**EXERCISE OBJECTIVE**
Extract all lines that hold "Delta" from the records below.

START TASK INPUTS

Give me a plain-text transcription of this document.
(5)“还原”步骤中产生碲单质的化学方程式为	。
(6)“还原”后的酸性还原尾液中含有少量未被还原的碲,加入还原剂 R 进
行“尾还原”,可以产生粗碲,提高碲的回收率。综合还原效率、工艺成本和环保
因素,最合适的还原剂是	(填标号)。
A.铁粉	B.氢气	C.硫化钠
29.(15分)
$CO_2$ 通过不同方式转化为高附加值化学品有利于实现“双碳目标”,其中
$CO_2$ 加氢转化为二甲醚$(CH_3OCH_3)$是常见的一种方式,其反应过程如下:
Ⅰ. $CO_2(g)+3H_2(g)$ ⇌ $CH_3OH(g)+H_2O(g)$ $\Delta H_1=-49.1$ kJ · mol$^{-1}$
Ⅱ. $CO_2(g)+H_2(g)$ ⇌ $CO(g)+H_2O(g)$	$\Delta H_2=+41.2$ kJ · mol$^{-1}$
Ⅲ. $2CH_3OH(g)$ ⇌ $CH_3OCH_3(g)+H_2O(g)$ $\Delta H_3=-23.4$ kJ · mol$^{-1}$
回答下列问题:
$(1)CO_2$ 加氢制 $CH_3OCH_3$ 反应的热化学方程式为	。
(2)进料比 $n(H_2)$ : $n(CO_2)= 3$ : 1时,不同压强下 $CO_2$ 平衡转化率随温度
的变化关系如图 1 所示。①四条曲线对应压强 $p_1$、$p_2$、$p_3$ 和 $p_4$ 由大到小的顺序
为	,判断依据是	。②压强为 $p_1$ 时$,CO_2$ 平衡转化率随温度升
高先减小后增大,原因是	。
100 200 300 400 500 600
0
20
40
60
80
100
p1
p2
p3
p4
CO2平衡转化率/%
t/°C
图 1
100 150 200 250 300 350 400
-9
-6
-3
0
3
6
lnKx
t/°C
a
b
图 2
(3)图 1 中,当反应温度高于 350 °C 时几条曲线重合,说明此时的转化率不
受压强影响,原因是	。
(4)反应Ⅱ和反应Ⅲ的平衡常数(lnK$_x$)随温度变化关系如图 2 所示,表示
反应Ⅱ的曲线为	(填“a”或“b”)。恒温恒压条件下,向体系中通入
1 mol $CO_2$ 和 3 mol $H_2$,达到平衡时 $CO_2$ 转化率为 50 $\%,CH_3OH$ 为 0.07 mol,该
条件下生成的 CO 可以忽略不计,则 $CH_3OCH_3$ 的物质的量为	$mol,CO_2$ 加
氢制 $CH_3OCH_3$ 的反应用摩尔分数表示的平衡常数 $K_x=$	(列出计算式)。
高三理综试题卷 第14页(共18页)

END TASK INPUTS

**EXERCISE RESULT**
Ⅰ. $CO_2(g)+3H_2(g)$ ⇌ $CH_3OH(g)+H_2O(g)$ $\Delta H_1=-49.1$ kJ · mol$^{-1}$
Ⅱ. $CO_2(g)+H_2(g)$ ⇌ $CO(g)+H_2O(g)$	$\Delta H_2=+41.2$ kJ · mol$^{-1}$
Ⅲ. $2CH_3OH(g)$ ⇌ $CH_3OCH_3(g)+H_2O(g)$ $\Delta H_3=-23.4$ kJ · mol$^{-1}$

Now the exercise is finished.